EXCERPTED TEXT =
It's tempting to think of superior IT as a competitive advantage, but Steele resists the temptation in the interest of improving the overall quality of care. "We have great market share and a great balance sheet, and we think we can impact care in our entire region." Geisinger currently has a three-year grant from the Agency for Healthcare Research and Quality to design a data-sharing project with two local hospitals. Eventually, the project will be expanded to include hospitals throughout the area in a regional health information organization. In May 2005, Geisinger hosted the first meeting of the Central Pennsylvania Health Information Consortium, and so far eight organizations have agreed to become founding members.

Steele has served on the advisory boards of several companies that specialize in informatics-based products for cancer treatment, and has spoken frequently about Geisinger's EHR and implications of IT in managing care, most recently before the World Health Care Congress in April.

Steele puts himself somewhere in the middle of the tech-savvy continuum -- he knows how to use his cell phone but doesn't feel the need to build and program his own computer. As a result, he appreciates both the power and the limitations of IT.

DATASET EXCERPTS =
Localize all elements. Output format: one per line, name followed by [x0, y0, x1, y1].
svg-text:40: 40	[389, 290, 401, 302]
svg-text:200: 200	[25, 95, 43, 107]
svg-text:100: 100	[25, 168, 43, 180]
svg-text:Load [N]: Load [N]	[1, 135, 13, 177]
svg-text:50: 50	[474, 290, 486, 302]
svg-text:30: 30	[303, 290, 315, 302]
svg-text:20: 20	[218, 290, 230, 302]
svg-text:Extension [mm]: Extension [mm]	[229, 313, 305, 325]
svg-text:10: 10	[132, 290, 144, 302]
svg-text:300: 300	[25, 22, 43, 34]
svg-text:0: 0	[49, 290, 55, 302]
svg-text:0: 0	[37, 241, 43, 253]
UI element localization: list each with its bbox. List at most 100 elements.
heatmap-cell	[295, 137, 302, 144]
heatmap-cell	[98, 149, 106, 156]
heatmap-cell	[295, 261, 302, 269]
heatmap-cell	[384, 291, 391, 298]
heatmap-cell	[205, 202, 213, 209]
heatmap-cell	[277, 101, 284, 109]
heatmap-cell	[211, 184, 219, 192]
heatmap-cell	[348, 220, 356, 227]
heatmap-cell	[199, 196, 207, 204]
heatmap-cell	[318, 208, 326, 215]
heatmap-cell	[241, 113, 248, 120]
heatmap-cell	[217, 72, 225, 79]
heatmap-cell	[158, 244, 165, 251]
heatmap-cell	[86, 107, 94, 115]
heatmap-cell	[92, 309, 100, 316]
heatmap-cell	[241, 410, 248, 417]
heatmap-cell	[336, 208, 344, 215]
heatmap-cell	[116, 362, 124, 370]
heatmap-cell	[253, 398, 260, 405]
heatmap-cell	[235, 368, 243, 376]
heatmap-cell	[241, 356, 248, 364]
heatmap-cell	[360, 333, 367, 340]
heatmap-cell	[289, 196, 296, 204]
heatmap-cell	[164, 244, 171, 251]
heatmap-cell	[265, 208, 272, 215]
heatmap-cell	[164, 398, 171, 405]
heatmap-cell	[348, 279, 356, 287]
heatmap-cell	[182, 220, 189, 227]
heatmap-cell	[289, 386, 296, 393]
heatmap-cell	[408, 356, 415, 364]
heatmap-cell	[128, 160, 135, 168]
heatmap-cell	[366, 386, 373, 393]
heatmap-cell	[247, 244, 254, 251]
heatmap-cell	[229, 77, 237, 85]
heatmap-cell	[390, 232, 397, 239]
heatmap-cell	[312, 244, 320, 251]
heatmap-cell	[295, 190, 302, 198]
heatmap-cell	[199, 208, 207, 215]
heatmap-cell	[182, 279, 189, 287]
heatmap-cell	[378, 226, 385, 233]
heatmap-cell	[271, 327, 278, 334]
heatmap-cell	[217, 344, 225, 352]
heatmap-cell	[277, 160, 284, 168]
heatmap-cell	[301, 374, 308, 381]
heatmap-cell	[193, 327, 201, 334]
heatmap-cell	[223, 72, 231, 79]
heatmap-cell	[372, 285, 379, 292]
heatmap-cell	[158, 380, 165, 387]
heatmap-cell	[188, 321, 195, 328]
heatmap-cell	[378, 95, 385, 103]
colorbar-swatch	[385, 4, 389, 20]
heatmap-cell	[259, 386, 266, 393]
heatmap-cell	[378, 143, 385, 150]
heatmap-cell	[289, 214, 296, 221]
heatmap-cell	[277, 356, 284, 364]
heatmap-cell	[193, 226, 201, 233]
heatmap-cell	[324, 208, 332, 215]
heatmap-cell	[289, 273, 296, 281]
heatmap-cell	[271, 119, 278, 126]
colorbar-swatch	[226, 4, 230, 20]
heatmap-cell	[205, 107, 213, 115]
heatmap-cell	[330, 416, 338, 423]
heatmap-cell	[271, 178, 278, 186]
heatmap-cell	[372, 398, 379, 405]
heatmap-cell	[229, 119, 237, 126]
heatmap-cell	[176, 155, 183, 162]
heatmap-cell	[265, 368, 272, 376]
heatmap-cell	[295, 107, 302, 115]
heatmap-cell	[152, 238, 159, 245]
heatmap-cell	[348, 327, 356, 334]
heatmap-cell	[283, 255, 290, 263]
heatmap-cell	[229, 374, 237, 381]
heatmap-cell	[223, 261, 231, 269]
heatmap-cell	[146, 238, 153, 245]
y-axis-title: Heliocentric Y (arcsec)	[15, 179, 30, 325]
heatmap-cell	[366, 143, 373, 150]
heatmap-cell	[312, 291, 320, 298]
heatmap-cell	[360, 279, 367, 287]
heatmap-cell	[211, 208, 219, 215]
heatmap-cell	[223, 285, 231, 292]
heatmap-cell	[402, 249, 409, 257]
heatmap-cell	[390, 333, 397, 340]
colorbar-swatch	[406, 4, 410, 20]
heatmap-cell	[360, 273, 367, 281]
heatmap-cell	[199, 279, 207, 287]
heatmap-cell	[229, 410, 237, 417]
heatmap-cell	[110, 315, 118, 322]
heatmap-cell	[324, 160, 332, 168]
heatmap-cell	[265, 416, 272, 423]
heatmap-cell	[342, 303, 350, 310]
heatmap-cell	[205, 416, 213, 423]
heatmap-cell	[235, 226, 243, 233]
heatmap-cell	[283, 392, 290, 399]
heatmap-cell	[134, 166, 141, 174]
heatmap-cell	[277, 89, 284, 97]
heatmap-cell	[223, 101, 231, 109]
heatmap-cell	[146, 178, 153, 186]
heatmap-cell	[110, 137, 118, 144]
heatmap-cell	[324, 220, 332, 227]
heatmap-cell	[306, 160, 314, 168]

ABOUT THIS EXERCISE =
Decide whether each statement below agrees with the Geisinger excerpt. Answer yes or no for each and quote the words from the excerpt that settle it.
(a) Geisinger's grant from the Agency for Healthcare Research and Quality runs for three years.
(b) Steele builds and programs his own computer.
(c) Ten organizations have agreed to become founding members of the Central Pennsylvania Health Information Consortium.

RESPONSE TO THIS EXERCISE =
(a) Yes: "Geisinger currently has a three-year grant from the Agency for Healthcare Research and Quality"
(b) No: "doesn't feel the need to build and program his own computer"
(c) No: "so far eight organizations have agreed to become founding members"